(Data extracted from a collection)
************

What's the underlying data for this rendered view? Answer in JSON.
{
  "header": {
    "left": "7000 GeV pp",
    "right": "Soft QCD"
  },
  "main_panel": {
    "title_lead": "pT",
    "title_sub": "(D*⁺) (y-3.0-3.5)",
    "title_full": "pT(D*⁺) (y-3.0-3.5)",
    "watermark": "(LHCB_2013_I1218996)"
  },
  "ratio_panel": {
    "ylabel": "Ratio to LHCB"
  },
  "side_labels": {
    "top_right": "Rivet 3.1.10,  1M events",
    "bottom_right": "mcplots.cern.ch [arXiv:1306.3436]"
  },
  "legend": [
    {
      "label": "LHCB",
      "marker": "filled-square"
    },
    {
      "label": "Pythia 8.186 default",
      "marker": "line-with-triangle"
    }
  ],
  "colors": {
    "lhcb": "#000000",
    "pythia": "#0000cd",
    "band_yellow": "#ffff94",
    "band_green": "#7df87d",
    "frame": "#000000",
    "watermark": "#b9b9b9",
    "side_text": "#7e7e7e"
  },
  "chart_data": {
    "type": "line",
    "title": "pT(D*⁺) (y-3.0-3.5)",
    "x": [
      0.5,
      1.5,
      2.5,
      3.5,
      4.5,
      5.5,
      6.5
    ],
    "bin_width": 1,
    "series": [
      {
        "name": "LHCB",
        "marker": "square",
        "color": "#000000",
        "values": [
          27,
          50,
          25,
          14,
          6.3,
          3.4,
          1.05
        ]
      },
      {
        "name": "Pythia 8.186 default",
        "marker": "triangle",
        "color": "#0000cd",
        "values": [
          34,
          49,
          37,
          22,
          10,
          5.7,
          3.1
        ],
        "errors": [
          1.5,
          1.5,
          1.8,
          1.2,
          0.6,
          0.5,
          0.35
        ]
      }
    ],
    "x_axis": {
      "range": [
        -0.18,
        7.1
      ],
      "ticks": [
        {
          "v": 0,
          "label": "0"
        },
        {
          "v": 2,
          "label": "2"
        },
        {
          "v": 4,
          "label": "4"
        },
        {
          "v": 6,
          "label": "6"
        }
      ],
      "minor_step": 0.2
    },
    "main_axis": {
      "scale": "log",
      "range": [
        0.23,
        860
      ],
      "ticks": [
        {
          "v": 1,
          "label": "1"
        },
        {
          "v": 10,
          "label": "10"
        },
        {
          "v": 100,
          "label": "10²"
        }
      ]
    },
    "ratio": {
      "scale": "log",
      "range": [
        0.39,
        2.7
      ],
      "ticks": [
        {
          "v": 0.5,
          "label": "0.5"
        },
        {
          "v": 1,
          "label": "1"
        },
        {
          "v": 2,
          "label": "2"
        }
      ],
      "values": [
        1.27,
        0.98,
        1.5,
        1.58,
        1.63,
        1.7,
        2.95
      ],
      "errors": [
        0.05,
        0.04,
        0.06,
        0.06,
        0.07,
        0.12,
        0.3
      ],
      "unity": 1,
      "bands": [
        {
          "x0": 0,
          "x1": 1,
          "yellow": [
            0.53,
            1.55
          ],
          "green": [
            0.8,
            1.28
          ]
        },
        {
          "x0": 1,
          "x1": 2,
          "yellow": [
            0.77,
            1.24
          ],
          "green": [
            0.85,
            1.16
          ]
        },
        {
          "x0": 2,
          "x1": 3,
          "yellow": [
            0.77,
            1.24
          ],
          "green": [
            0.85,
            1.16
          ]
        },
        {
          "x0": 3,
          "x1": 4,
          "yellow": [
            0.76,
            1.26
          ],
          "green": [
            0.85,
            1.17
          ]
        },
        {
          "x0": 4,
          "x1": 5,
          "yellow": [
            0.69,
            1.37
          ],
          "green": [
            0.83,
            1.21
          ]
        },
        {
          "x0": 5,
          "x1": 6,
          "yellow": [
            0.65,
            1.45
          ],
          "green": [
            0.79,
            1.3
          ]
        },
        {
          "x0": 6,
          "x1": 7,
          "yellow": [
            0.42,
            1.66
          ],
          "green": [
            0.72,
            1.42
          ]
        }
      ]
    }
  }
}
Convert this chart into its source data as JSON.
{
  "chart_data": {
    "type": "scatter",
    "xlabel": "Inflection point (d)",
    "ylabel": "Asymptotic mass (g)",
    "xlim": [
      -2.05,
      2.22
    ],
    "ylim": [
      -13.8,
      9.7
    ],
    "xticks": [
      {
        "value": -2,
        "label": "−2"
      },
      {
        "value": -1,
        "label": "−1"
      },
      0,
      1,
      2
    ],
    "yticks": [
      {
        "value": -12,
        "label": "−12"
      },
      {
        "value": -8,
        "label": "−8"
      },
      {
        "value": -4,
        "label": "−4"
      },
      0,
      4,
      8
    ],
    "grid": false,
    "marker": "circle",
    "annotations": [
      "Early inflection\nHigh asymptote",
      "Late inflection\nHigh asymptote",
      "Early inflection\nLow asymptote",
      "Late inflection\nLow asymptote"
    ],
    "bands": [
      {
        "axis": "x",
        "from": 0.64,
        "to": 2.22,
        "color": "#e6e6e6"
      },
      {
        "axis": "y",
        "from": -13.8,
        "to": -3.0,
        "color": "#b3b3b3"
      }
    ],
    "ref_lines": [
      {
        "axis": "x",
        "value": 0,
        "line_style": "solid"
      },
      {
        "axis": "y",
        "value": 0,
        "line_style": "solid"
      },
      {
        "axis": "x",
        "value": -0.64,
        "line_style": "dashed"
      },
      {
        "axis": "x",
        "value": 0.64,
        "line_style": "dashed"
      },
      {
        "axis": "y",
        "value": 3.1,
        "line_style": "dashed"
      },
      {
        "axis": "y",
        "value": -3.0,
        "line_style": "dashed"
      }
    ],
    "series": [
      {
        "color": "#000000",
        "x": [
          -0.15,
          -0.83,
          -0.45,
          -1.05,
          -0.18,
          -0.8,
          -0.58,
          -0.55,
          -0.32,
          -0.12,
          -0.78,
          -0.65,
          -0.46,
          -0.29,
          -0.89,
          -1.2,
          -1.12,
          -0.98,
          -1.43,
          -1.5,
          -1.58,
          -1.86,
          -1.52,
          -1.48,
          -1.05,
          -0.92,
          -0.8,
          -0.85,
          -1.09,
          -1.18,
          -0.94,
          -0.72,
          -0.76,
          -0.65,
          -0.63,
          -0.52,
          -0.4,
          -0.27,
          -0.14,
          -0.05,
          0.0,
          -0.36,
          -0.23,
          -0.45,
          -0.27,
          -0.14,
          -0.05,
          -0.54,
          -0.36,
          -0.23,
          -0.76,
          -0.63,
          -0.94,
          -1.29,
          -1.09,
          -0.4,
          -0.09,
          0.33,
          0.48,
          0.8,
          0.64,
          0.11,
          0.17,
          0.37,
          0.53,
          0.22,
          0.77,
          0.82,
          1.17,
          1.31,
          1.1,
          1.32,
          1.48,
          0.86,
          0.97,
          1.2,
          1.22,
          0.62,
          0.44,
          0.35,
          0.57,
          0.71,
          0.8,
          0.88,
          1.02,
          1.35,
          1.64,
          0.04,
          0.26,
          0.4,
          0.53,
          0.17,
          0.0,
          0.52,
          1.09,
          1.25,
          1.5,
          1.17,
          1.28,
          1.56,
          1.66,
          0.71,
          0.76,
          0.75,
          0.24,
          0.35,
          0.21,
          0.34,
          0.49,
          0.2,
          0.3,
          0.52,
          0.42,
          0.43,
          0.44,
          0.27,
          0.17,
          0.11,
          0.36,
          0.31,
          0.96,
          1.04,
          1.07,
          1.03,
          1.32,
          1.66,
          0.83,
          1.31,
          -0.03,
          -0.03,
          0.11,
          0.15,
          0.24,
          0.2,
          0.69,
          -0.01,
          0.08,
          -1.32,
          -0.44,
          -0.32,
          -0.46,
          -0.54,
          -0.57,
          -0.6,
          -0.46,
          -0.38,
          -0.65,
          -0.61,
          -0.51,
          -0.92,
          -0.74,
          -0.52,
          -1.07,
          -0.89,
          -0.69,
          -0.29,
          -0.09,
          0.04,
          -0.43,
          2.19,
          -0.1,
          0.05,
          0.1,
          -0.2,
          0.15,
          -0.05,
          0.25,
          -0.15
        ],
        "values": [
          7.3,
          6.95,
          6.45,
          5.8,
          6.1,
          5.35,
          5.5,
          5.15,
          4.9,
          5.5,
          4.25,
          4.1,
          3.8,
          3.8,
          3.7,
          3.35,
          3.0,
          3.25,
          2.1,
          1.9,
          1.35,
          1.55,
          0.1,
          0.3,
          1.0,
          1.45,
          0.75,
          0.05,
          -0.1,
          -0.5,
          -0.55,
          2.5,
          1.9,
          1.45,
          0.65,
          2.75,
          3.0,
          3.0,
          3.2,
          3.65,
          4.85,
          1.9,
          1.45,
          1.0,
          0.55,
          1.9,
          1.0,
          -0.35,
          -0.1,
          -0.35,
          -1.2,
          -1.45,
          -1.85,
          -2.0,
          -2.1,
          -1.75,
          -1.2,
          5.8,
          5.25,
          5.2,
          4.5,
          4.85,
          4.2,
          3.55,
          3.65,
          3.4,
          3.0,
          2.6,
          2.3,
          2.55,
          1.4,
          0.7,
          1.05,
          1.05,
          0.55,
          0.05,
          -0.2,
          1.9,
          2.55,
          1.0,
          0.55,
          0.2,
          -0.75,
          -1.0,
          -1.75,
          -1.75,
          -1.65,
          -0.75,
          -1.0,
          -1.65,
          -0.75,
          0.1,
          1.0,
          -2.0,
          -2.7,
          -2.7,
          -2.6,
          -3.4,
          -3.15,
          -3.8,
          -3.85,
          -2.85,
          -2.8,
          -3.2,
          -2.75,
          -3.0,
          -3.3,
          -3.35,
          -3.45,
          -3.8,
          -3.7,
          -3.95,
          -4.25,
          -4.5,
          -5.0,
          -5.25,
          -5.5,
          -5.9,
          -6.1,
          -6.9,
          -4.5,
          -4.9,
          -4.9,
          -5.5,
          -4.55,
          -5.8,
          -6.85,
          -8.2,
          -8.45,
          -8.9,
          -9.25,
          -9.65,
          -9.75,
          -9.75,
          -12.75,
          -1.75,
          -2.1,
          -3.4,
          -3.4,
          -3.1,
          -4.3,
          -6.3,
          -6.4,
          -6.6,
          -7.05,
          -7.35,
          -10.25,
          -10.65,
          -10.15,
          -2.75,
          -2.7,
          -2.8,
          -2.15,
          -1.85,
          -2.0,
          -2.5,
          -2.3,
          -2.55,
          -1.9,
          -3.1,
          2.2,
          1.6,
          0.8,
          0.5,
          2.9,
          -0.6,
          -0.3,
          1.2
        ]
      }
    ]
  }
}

************

▶ [To be done]:
Tell how many lines of the data include the word "nHigh", and nothing else.

▶ [Exercise solution]:
2